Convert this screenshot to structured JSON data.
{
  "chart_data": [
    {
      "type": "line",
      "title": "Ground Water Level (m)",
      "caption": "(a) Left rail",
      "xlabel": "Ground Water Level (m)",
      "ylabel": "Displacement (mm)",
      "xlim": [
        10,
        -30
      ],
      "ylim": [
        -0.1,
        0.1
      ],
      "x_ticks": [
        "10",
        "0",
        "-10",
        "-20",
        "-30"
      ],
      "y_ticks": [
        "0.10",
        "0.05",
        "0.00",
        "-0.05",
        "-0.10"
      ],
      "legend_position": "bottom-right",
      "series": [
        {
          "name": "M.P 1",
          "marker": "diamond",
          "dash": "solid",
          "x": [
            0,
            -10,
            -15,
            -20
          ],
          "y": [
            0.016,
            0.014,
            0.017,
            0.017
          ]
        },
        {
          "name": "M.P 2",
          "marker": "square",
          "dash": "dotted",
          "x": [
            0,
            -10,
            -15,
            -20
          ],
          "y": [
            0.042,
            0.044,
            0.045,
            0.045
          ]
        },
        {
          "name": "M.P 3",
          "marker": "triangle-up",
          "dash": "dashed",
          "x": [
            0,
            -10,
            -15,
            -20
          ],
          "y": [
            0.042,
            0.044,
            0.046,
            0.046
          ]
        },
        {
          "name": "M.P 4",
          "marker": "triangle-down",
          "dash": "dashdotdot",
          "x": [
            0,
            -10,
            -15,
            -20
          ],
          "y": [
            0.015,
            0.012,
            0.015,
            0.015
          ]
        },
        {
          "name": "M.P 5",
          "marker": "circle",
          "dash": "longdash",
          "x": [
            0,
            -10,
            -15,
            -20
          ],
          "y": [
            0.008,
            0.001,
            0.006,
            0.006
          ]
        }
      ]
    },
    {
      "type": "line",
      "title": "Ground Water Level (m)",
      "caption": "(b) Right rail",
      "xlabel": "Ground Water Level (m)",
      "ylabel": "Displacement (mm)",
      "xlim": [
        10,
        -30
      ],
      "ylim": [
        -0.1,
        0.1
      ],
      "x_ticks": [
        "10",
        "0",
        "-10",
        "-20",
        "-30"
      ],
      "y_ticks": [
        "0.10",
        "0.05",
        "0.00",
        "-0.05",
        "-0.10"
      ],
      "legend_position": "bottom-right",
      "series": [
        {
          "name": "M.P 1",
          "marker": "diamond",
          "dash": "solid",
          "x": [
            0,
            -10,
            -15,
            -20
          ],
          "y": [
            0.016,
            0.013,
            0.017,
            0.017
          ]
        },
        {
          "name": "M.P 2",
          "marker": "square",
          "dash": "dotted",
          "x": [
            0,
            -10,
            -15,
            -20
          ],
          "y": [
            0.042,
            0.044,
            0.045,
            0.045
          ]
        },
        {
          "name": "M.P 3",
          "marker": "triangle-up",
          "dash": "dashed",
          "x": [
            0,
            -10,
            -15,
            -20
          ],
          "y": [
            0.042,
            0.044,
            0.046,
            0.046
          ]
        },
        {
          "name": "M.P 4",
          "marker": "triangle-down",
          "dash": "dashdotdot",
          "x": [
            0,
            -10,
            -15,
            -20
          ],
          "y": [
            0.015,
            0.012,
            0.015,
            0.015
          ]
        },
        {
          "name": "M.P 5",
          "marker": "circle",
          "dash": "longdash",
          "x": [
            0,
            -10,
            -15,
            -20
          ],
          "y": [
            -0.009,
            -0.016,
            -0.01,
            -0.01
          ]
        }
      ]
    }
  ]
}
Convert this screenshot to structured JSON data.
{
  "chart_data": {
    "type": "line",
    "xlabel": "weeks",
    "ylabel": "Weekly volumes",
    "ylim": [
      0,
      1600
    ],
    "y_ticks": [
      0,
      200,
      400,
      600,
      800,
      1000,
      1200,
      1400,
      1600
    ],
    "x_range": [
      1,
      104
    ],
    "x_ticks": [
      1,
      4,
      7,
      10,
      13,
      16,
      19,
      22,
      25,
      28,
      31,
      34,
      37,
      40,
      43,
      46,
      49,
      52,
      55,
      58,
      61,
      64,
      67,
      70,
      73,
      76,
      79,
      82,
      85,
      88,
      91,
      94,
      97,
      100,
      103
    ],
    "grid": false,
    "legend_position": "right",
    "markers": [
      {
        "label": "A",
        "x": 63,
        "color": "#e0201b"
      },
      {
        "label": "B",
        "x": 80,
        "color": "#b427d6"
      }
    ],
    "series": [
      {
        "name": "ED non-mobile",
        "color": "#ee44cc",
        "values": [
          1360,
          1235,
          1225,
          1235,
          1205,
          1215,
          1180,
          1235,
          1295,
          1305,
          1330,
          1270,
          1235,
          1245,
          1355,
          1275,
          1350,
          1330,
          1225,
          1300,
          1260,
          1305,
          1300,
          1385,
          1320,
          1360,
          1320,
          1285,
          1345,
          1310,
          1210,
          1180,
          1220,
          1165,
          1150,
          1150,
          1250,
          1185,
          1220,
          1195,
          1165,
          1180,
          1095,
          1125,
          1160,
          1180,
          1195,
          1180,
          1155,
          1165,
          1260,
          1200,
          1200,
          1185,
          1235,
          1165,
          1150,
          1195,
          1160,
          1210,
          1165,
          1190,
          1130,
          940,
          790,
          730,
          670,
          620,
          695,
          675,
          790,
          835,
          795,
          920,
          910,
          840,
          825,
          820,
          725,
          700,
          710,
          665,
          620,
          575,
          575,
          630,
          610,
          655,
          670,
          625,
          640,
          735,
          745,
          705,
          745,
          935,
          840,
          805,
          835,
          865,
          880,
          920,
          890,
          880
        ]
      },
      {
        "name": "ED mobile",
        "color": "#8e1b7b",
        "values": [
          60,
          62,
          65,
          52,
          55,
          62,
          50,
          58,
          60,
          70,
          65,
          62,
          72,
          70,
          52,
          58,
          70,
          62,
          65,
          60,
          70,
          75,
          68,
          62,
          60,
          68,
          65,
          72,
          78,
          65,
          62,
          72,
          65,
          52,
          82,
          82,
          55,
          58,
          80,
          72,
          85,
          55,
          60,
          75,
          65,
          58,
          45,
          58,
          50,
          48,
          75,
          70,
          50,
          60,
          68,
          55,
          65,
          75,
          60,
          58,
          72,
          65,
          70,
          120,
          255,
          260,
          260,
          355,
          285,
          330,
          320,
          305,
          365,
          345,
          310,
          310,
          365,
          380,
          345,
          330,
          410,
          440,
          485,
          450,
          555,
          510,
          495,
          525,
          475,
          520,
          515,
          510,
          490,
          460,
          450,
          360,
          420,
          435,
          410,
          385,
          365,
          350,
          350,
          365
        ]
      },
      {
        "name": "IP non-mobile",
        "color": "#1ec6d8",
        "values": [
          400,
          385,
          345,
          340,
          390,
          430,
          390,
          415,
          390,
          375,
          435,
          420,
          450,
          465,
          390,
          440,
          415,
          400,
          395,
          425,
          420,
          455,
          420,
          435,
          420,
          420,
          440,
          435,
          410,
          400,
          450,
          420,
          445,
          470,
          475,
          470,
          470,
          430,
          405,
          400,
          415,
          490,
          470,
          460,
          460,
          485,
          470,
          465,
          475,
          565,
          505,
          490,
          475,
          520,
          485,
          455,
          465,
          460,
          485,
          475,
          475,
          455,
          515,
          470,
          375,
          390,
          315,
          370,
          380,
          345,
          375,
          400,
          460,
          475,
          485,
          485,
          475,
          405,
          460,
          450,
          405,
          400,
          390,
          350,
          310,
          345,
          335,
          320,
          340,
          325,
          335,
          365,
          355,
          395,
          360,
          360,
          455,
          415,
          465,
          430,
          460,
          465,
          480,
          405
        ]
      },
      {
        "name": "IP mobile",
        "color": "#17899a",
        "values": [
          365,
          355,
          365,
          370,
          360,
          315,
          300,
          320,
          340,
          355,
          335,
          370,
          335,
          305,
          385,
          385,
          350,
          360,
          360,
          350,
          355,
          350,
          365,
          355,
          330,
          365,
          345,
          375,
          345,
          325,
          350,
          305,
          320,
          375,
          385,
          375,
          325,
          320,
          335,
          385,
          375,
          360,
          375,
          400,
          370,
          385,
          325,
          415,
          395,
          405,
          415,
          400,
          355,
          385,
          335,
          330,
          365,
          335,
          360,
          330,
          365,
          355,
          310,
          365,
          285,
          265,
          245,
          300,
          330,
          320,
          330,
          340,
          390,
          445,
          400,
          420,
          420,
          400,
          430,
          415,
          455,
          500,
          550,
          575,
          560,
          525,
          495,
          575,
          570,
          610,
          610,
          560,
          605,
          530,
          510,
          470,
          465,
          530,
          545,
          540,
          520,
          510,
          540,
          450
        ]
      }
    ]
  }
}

----------

(Task instructions): What is the number of lines in this material that hold the string "mobile"? Answer with that number only.

(Expected output): 4